GOAL:
Identify the lines that contain the word "folder", then copy them.

MATERIAL FOR THIS EXERCISE:

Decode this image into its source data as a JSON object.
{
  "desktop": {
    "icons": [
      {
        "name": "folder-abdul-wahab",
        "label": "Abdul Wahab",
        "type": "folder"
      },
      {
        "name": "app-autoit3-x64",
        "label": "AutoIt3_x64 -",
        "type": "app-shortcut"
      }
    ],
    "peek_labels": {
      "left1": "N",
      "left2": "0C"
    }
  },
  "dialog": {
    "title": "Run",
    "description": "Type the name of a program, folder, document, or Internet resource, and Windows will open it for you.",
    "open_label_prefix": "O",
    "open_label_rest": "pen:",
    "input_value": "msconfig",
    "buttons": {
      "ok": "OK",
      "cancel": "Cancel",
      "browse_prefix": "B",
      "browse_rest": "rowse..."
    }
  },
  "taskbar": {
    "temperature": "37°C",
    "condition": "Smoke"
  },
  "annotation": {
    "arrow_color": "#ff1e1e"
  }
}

--

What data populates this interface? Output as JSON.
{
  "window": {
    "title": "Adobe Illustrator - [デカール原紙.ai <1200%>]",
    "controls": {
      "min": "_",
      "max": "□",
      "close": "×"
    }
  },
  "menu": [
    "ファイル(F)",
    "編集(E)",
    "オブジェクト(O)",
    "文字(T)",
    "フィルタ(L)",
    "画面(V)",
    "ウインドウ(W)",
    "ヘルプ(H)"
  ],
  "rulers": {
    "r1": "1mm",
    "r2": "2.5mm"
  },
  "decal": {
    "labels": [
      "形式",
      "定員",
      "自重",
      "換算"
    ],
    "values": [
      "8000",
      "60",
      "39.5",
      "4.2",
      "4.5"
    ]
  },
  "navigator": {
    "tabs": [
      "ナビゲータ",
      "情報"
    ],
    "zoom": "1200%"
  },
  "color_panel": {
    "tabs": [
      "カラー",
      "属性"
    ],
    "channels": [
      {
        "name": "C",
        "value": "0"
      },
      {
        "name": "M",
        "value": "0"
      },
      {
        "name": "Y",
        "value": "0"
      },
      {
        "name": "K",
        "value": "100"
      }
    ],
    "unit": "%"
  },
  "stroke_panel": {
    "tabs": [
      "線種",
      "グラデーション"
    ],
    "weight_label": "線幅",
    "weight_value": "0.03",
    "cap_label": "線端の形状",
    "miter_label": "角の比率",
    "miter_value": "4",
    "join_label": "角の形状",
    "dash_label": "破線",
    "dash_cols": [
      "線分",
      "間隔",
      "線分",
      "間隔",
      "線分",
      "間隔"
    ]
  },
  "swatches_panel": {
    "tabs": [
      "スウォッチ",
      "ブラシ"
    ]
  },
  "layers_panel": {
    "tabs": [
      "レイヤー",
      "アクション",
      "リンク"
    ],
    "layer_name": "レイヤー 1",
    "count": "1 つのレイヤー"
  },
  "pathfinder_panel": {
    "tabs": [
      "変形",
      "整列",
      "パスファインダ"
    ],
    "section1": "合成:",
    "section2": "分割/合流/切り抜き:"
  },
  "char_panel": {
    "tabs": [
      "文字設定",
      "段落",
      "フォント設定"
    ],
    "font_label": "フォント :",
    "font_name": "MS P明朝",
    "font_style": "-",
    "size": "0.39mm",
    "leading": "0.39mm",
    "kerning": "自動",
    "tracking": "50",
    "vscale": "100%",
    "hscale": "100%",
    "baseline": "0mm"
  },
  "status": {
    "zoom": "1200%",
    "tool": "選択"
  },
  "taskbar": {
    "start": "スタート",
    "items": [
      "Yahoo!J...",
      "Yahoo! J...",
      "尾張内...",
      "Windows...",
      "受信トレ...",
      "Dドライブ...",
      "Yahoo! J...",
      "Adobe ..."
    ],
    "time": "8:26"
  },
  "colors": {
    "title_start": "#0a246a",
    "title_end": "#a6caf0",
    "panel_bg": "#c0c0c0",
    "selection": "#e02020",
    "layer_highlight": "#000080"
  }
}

RESULT BELOW:
        "name": "folder-abdul-wahab",
        "type": "folder"
    "description": "Type the name of a program, folder, document, or Internet resource, and Windows will open it for you.",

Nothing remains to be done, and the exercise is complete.